Omit all images. Write out the rest of the material exactly.

Extracted data entries:
***
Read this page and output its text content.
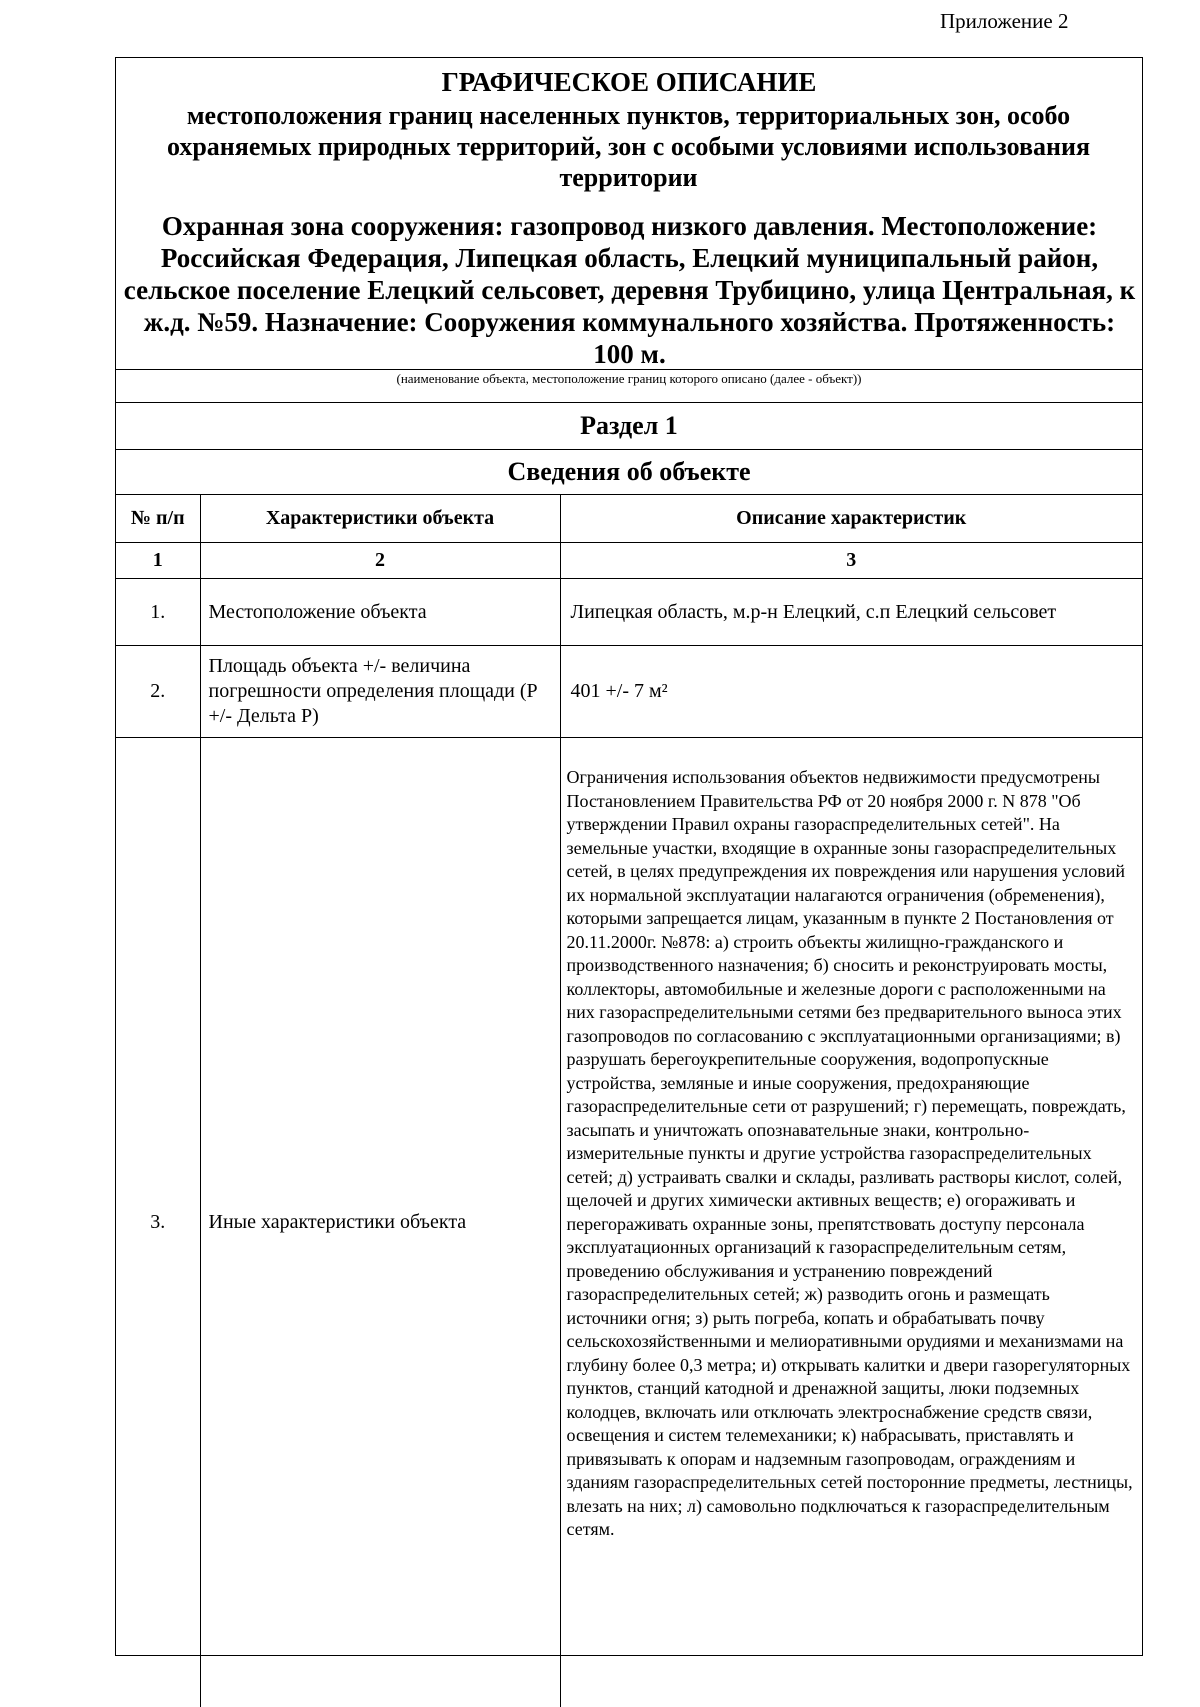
Приложение 2
ГРАФИЧЕСКОЕ ОПИСАНИЕ
местоположения границ населенных пунктов, территориальных зон, особо охраняемых природных территорий, зон с особыми условиями использования территории
Охранная зона сооружения: газопровод низкого давления. Местоположение: Российская Федерация, Липецкая область, Елецкий муниципальный район, сельское поселение Елецкий сельсовет, деревня Трубицино, улица Центральная, к ж.д. №59. Назначение: Сооружения коммунального хозяйства. Протяженность: 100 м.
(наименование объекта, местоположение границ которого описано (далее - объект))
Раздел 1
Сведения об объекте
№ п/п	Характеристики объекта	Описание характеристик
1	2	3
1.	Местоположение объекта	Липецкая область, м.р-н Елецкий, с.п Елецкий сельсовет
2.	Площадь объекта +/- величина погрешности определения площади (Р +/- Дельта Р)	401 +/- 7 м²
3.	Иные характеристики объекта	Ограничения использования объектов недвижимости предусмотрены Постановлением Правительства РФ от 20 ноября 2000 г. N 878 "Об утверждении Правил охраны газораспределительных сетей". На земельные участки, входящие в охранные зоны газораспределительных сетей, в целях предупреждения их повреждения или нарушения условий их нормальной эксплуатации налагаются ограничения (обременения), которыми запрещается лицам, указанным в пункте 2 Постановления от 20.11.2000г. №878: а) строить объекты жилищно-гражданского и производственного назначения; б) сносить и реконструировать мосты, коллекторы, автомобильные и железные дороги с расположенными на них газораспределительными сетями без предварительного выноса этих газопроводов по согласованию с эксплуатационными организациями; в) разрушать берегоукрепительные сооружения, водопропускные устройства, земляные и иные сооружения, предохраняющие газораспределительные сети от разрушений; г) перемещать, повреждать, засыпать и уничтожать опознавательные знаки, контрольно-измерительные пункты и другие устройства газораспределительных сетей; д) устраивать свалки и склады, разливать растворы кислот, солей, щелочей и других химически активных веществ; е) огораживать и перегораживать охранные зоны, препятствовать доступу персонала эксплуатационных организаций к газораспределительным сетям, проведению обслуживания и устранению повреждений газораспределительных сетей; ж) разводить огонь и размещать источники огня; з) рыть погреба, копать и обрабатывать почву сельскохозяйственными и мелиоративными орудиями и механизмами на глубину более 0,3 метра; и) открывать калитки и двери газорегуляторных пунктов, станций катодной и дренажной защиты, люки подземных колодцев, включать или отключать электроснабжение средств связи, освещения и систем телемеханики; к) набрасывать, приставлять и привязывать к опорам и надземным газопроводам, ограждениям и зданиям газораспределительных сетей посторонние предметы, лестницы, влезать на них; л) самовольно подключаться к газораспределительным сетям.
***
**RESPONSE FOR THIS EXERCISE**.
Read this page and output its text content.
Приложение 2
ГРАФИЧЕСКОЕ ОПИСАНИЕ
местоположения границ населенных пунктов, территориальных зон, особо охраняемых природных территорий, зон с особыми условиями использования территории
Охранная зона сооружения: газопровод низкого давления. Местоположение: Российская Федерация, Липецкая область, Елецкий муниципальный район, сельское поселение Елецкий сельсовет, деревня Трубицино, улица Центральная, к ж.д. №59. Назначение: Сооружения коммунального хозяйства. Протяженность: 100 м.
(наименование объекта, местоположение границ которого описано (далее - объект))
Раздел 1
Сведения об объекте
№ п/п	Характеристики объекта	Описание характеристик
1	2	3
1.	Местоположение объекта	Липецкая область, м.р-н Елецкий, с.п Елецкий сельсовет
2.	Площадь объекта +/- величина погрешности определения площади (Р +/- Дельта Р)	401 +/- 7 м²
3.	Иные характеристики объекта	Ограничения использования объектов недвижимости предусмотрены Постановлением Правительства РФ от 20 ноября 2000 г. N 878 "Об утверждении Правил охраны газораспределительных сетей". На земельные участки, входящие в охранные зоны газораспределительных сетей, в целях предупреждения их повреждения или нарушения условий их нормальной эксплуатации налагаются ограничения (обременения), которыми запрещается лицам, указанным в пункте 2 Постановления от 20.11.2000г. №878: а) строить объекты жилищно-гражданского и производственного назначения; б) сносить и реконструировать мосты, коллекторы, автомобильные и железные дороги с расположенными на них газораспределительными сетями без предварительного выноса этих газопроводов по согласованию с эксплуатационными организациями; в) разрушать берегоукрепительные сооружения, водопропускные устройства, земляные и иные сооружения, предохраняющие газораспределительные сети от разрушений; г) перемещать, повреждать, засыпать и уничтожать опознавательные знаки, контрольно-измерительные пункты и другие устройства газораспределительных сетей; д) устраивать свалки и склады, разливать растворы кислот, солей, щелочей и других химически активных веществ; е) огораживать и перегораживать охранные зоны, препятствовать доступу персонала эксплуатационных организаций к газораспределительным сетям, проведению обслуживания и устранению повреждений газораспределительных сетей; ж) разводить огонь и размещать источники огня; з) рыть погреба, копать и обрабатывать почву сельскохозяйственными и мелиоративными орудиями и механизмами на глубину более 0,3 метра; и) открывать калитки и двери газорегуляторных пунктов, станций катодной и дренажной защиты, люки подземных колодцев, включать или отключать электроснабжение средств связи, освещения и систем телемеханики; к) набрасывать, приставлять и привязывать к опорам и надземным газопроводам, ограждениям и зданиям газораспределительных сетей посторонние предметы, лестницы, влезать на них; л) самовольно подключаться к газораспределительным сетям.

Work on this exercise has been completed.